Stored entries
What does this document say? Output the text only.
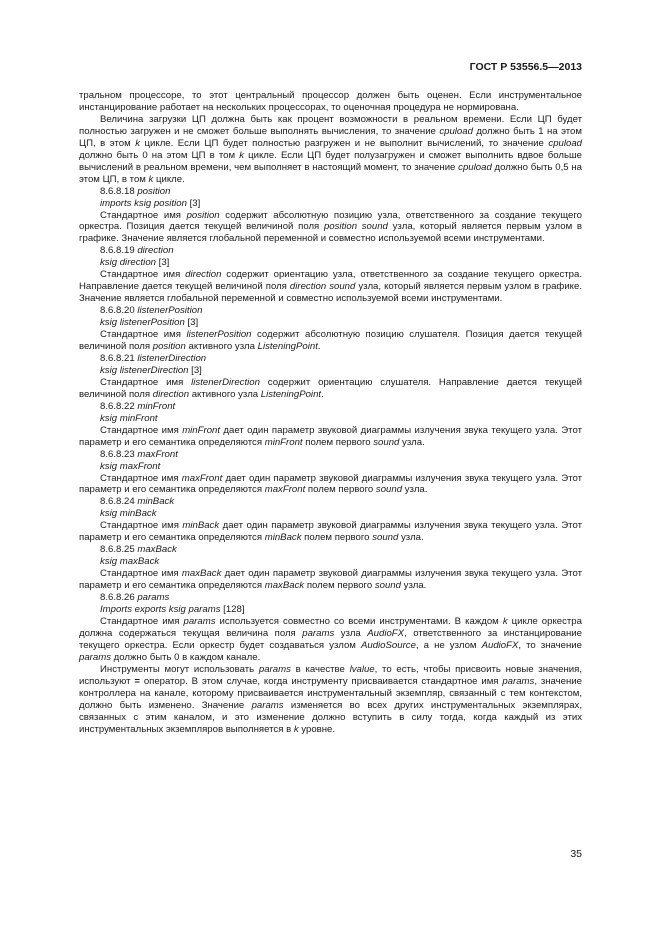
ГОСТ Р 53556.5—2013

тральном процессоре, то этот центральный процессор должен быть оценен. Если инструментальное инстанцирование работает на нескольких процессорах, то оценочная процедура не нормирована.

Величина загрузки ЦП должна быть как процент возможности в реальном времени. Если ЦП будет полностью загружен и не сможет больше выполнять вычисления, то значение cpuload должно быть 1 на этом ЦП, в этом k цикле. Если ЦП будет полностью разгружен и не выполнит вычислений, то значение cpuload должно быть 0 на этом ЦП в том k цикле. Если ЦП будет полузагружен и сможет выполнить вдвое больше вычислений в реальном времени, чем выполняет в настоящий момент, то значение cpuload должно быть 0,5 на этом ЦП, в том k цикле.

8.6.8.18 position

imports ksig position [3]

Стандартное имя position содержит абсолютную позицию узла, ответственного за создание текущего оркестра. Позиция дается текущей величиной поля position sound узла, который является первым узлом в графике. Значение является глобальной переменной и совместно используемой всеми инструментами.

8.6.8.19 direction

ksig direction [3]

Стандартное имя direction содержит ориентацию узла, ответственного за создание текущего оркестра. Направление дается текущей величиной поля direction sound узла, который является первым узлом в графике. Значение является глобальной переменной и совместно используемой всеми инструментами.

8.6.8.20 listenerPosition

ksig listenerPosition [3]

Стандартное имя listenerPosition содержит абсолютную позицию слушателя. Позиция дается текущей величиной поля position активного узла ListeningPoint.

8.6.8.21 listenerDirection

ksig listenerDirection [3]

Стандартное имя listenerDirection содержит ориентацию слушателя. Направление дается текущей величиной поля direction активного узла ListeningPoint.

8.6.8.22 minFront

ksig minFront

Стандартное имя minFront дает один параметр звуковой диаграммы излучения звука текущего узла. Этот параметр и его семантика определяются minFront полем первого sound узла.

8.6.8.23 maxFront

ksig maxFront

Стандартное имя maxFront дает один параметр звуковой диаграммы излучения звука текущего узла. Этот параметр и его семантика определяются maxFront полем первого sound узла.

8.6.8.24 minBack

ksig minBack

Стандартное имя minBack дает один параметр звуковой диаграммы излучения звука текущего узла. Этот параметр и его семантика определяются minBack полем первого sound узла.

8.6.8.25 maxBack

ksig maxBack

Стандартное имя maxBack дает один параметр звуковой диаграммы излучения звука текущего узла. Этот параметр и его семантика определяются maxBack полем первого sound узла.

8.6.8.26 params

Imports exports ksig params [128]

Стандартное имя params используется совместно со всеми инструментами. В каждом k цикле оркестра должна содержаться текущая величина поля params узла AudioFX, ответственного за инстанцирование текущего оркестра. Если оркестр будет создаваться узлом AudioSource, а не узлом AudioFX, то значение params должно быть 0 в каждом канале.

Инструменты могут использовать params в качестве lvalue, то есть, чтобы присвоить новые значения, используют = оператор. В этом случае, когда инструменту присваивается стандартное имя params, значение контроллера на канале, которому присваивается инструментальный экземпляр, связанный с тем контекстом, должно быть изменено. Значение params изменяется во всех других инструментальных экземплярах, связанных с этим каналом, и это изменение должно вступить в силу тогда, когда каждый из этих инструментальных экземпляров выполняется в k уровне.

35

Aim of the task:
The material above must be printed exactly, with its pictures left out.

Solved exercise:
What does this document say? Output the text only.
ГОСТ Р 53556.5—2013

тральном процессоре, то этот центральный процессор должен быть оценен. Если инструментальное инстанцирование работает на нескольких процессорах, то оценочная процедура не нормирована.

Величина загрузки ЦП должна быть как процент возможности в реальном времени. Если ЦП будет полностью загружен и не сможет больше выполнять вычисления, то значение cpuload должно быть 1 на этом ЦП, в этом k цикле. Если ЦП будет полностью разгружен и не выполнит вычислений, то значение cpuload должно быть 0 на этом ЦП в том k цикле. Если ЦП будет полузагружен и сможет выполнить вдвое больше вычислений в реальном времени, чем выполняет в настоящий момент, то значение cpuload должно быть 0,5 на этом ЦП, в том k цикле.

8.6.8.18 position

imports ksig position [3]

Стандартное имя position содержит абсолютную позицию узла, ответственного за создание текущего оркестра. Позиция дается текущей величиной поля position sound узла, который является первым узлом в графике. Значение является глобальной переменной и совместно используемой всеми инструментами.

8.6.8.19 direction

ksig direction [3]

Стандартное имя direction содержит ориентацию узла, ответственного за создание текущего оркестра. Направление дается текущей величиной поля direction sound узла, который является первым узлом в графике. Значение является глобальной переменной и совместно используемой всеми инструментами.

8.6.8.20 listenerPosition

ksig listenerPosition [3]

Стандартное имя listenerPosition содержит абсолютную позицию слушателя. Позиция дается текущей величиной поля position активного узла ListeningPoint.

8.6.8.21 listenerDirection

ksig listenerDirection [3]

Стандартное имя listenerDirection содержит ориентацию слушателя. Направление дается текущей величиной поля direction активного узла ListeningPoint.

8.6.8.22 minFront

ksig minFront

Стандартное имя minFront дает один параметр звуковой диаграммы излучения звука текущего узла. Этот параметр и его семантика определяются minFront полем первого sound узла.

8.6.8.23 maxFront

ksig maxFront

Стандартное имя maxFront дает один параметр звуковой диаграммы излучения звука текущего узла. Этот параметр и его семантика определяются maxFront полем первого sound узла.

8.6.8.24 minBack

ksig minBack

Стандартное имя minBack дает один параметр звуковой диаграммы излучения звука текущего узла. Этот параметр и его семантика определяются minBack полем первого sound узла.

8.6.8.25 maxBack

ksig maxBack

Стандартное имя maxBack дает один параметр звуковой диаграммы излучения звука текущего узла. Этот параметр и его семантика определяются maxBack полем первого sound узла.

8.6.8.26 params

Imports exports ksig params [128]

Стандартное имя params используется совместно со всеми инструментами. В каждом k цикле оркестра должна содержаться текущая величина поля params узла AudioFX, ответственного за инстанцирование текущего оркестра. Если оркестр будет создаваться узлом AudioSource, а не узлом AudioFX, то значение params должно быть 0 в каждом канале.

Инструменты могут использовать params в качестве lvalue, то есть, чтобы присвоить новые значения, используют = оператор. В этом случае, когда инструменту присваивается стандартное имя params, значение контроллера на канале, которому присваивается инструментальный экземпляр, связанный с тем контекстом, должно быть изменено. Значение params изменяется во всех других инструментальных экземплярах, связанных с этим каналом, и это изменение должно вступить в силу тогда, когда каждый из этих инструментальных экземпляров выполняется в k уровне.

35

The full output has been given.